● **GIVEN INSTRUCTION 1**
Please copy the rows below word for word, starting with the first one and ending with the line that contains "row-ext-checkbox[interactable]: [991, 401, 1004, 414]", including that line.

● **SELECTED EXCERPT**

Oh, but as a potential member of a future demos all of this possibly makes
you nervous or even fearful, if not for yourself then about certain others who
couldn’t chew gum and turn a door knob at the same time? “The
responsibility! The difficulty! The time! I’m so busy! I’m not sure I’m
capable! Economic issues? What do I know about economics? I’m not really a
political person! And those idiots down the street, they
couldn’t make a wise or even a sane choice to save their lives!”
Let’s take a look at what would be involved, at what your involvement might
be. (You get a wide choice as to how involved you want to be in the demos.)
What about your capability on some of the economic questions that are
included in the demos? As you answer these questions, just use your own good
sense. What do you think would be in your self-interest? What do you think would
be good for our nation? Ok, here we go: 1) Do you think our national
government should be larger, smaller, or stay at its current size?
2) Do you think the amount of our national debt should be increased,
decreased, or left at the current amount? 3) Let’s say that the current
minimum wage is $5.75
per hour. Do you think the minimum wage should be increased, decreased, or left
at the current amount?

[Entries drawn from a collection]
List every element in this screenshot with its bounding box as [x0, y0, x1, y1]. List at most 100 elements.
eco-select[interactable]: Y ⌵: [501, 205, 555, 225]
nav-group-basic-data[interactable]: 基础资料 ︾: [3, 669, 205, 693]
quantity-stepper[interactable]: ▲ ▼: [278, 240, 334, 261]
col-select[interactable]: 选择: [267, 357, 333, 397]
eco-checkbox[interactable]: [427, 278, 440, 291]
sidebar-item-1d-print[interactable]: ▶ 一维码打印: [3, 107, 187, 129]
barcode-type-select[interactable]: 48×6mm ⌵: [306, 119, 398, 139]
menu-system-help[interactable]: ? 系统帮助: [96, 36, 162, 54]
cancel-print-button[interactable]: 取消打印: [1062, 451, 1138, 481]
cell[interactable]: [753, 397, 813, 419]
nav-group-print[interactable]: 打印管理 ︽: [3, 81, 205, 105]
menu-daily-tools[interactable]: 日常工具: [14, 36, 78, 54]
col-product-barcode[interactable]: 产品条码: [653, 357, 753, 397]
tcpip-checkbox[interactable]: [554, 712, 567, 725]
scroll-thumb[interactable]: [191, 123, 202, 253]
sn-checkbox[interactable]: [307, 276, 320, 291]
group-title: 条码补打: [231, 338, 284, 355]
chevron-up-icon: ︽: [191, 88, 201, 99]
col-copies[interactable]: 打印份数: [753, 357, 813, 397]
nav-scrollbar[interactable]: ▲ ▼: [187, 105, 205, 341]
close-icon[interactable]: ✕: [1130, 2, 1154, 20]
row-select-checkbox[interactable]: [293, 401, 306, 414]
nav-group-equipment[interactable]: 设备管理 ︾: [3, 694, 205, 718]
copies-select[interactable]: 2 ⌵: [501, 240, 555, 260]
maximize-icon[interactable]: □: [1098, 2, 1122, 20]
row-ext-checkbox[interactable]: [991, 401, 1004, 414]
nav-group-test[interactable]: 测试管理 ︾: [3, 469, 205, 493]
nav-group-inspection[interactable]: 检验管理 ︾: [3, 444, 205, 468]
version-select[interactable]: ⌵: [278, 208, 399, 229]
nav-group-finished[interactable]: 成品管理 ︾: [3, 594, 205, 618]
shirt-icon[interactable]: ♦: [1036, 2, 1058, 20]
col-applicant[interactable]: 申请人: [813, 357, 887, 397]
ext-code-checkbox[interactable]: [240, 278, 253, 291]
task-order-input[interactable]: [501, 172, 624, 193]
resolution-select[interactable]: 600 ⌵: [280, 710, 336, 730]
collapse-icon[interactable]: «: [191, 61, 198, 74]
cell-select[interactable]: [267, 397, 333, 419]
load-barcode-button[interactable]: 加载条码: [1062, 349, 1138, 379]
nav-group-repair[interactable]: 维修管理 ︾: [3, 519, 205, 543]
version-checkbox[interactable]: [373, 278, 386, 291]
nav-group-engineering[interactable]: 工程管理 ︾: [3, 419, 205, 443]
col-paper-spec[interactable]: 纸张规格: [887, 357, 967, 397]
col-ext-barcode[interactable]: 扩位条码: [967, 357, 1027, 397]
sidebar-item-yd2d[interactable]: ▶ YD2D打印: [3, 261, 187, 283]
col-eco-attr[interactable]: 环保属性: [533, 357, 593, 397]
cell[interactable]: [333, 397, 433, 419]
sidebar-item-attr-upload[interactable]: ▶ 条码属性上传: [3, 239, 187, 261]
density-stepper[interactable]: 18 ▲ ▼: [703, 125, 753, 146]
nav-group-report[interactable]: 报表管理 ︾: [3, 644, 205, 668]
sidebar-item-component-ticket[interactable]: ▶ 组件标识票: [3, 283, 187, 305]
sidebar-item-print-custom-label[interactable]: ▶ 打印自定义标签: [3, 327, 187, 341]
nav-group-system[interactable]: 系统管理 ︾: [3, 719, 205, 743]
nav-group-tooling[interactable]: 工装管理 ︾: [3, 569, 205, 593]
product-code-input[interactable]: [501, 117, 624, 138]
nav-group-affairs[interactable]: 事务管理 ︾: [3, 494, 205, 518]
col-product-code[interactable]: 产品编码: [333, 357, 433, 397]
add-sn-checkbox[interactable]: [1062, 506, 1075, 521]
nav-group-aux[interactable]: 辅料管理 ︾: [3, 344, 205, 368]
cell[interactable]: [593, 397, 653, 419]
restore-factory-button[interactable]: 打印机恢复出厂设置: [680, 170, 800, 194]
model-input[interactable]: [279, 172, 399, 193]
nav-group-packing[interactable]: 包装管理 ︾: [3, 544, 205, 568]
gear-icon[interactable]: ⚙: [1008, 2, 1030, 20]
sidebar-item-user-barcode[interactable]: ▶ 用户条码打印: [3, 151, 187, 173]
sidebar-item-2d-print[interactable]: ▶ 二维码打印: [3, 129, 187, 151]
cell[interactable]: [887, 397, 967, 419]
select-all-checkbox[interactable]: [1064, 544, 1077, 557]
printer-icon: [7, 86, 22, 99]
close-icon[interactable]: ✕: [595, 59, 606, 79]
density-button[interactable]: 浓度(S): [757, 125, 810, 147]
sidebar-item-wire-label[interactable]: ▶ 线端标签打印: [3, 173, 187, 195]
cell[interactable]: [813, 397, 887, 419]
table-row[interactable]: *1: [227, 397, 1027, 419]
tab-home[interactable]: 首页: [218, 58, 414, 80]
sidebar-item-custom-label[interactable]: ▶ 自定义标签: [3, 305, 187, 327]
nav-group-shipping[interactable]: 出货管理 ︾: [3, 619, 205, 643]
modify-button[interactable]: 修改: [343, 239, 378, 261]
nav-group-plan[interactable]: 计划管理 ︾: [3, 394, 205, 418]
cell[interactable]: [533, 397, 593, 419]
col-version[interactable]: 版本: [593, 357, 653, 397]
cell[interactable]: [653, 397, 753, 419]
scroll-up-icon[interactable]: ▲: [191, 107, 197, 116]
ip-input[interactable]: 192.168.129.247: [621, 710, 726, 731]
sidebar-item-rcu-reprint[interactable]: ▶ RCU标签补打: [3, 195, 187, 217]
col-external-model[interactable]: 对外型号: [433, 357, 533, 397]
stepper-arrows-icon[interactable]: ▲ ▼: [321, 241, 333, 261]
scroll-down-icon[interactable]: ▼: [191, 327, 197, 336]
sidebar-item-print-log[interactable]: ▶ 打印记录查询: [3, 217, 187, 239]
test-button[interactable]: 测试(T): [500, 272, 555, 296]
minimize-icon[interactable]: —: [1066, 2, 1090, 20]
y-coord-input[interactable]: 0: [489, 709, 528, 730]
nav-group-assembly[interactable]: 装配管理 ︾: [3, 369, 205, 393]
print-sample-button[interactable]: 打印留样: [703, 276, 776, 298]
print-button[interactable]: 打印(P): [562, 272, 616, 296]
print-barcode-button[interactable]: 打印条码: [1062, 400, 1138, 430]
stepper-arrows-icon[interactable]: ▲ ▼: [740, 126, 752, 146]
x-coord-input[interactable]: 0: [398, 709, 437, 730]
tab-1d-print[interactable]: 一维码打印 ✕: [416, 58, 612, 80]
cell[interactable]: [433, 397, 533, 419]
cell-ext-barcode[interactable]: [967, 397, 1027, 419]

● **GIVEN INSTRUCTION 2**
In the passage about the demos, what current minimum wage does the third question ask the reader to assume?

● **FULL ANSWER 1**
List every element in this screenshot with its bounding box as [x0, y0, x1, y1]. List at most 100 elements.
eco-select[interactable]: Y ⌵: [501, 205, 555, 225]
nav-group-basic-data[interactable]: 基础资料 ︾: [3, 669, 205, 693]
quantity-stepper[interactable]: ▲ ▼: [278, 240, 334, 261]
col-select[interactable]: 选择: [267, 357, 333, 397]
eco-checkbox[interactable]: [427, 278, 440, 291]
sidebar-item-1d-print[interactable]: ▶ 一维码打印: [3, 107, 187, 129]
barcode-type-select[interactable]: 48×6mm ⌵: [306, 119, 398, 139]
menu-system-help[interactable]: ? 系统帮助: [96, 36, 162, 54]
cancel-print-button[interactable]: 取消打印: [1062, 451, 1138, 481]
cell[interactable]: [753, 397, 813, 419]
nav-group-print[interactable]: 打印管理 ︽: [3, 81, 205, 105]
menu-daily-tools[interactable]: 日常工具: [14, 36, 78, 54]
col-product-barcode[interactable]: 产品条码: [653, 357, 753, 397]
tcpip-checkbox[interactable]: [554, 712, 567, 725]
scroll-thumb[interactable]: [191, 123, 202, 253]
sn-checkbox[interactable]: [307, 276, 320, 291]
group-title: 条码补打: [231, 338, 284, 355]
chevron-up-icon: ︽: [191, 88, 201, 99]
col-copies[interactable]: 打印份数: [753, 357, 813, 397]
nav-scrollbar[interactable]: ▲ ▼: [187, 105, 205, 341]
close-icon[interactable]: ✕: [1130, 2, 1154, 20]
row-select-checkbox[interactable]: [293, 401, 306, 414]
nav-group-equipment[interactable]: 设备管理 ︾: [3, 694, 205, 718]
copies-select[interactable]: 2 ⌵: [501, 240, 555, 260]
maximize-icon[interactable]: □: [1098, 2, 1122, 20]
row-ext-checkbox[interactable]: [991, 401, 1004, 414]

● **FULL ANSWER 2**
$5.75 per hour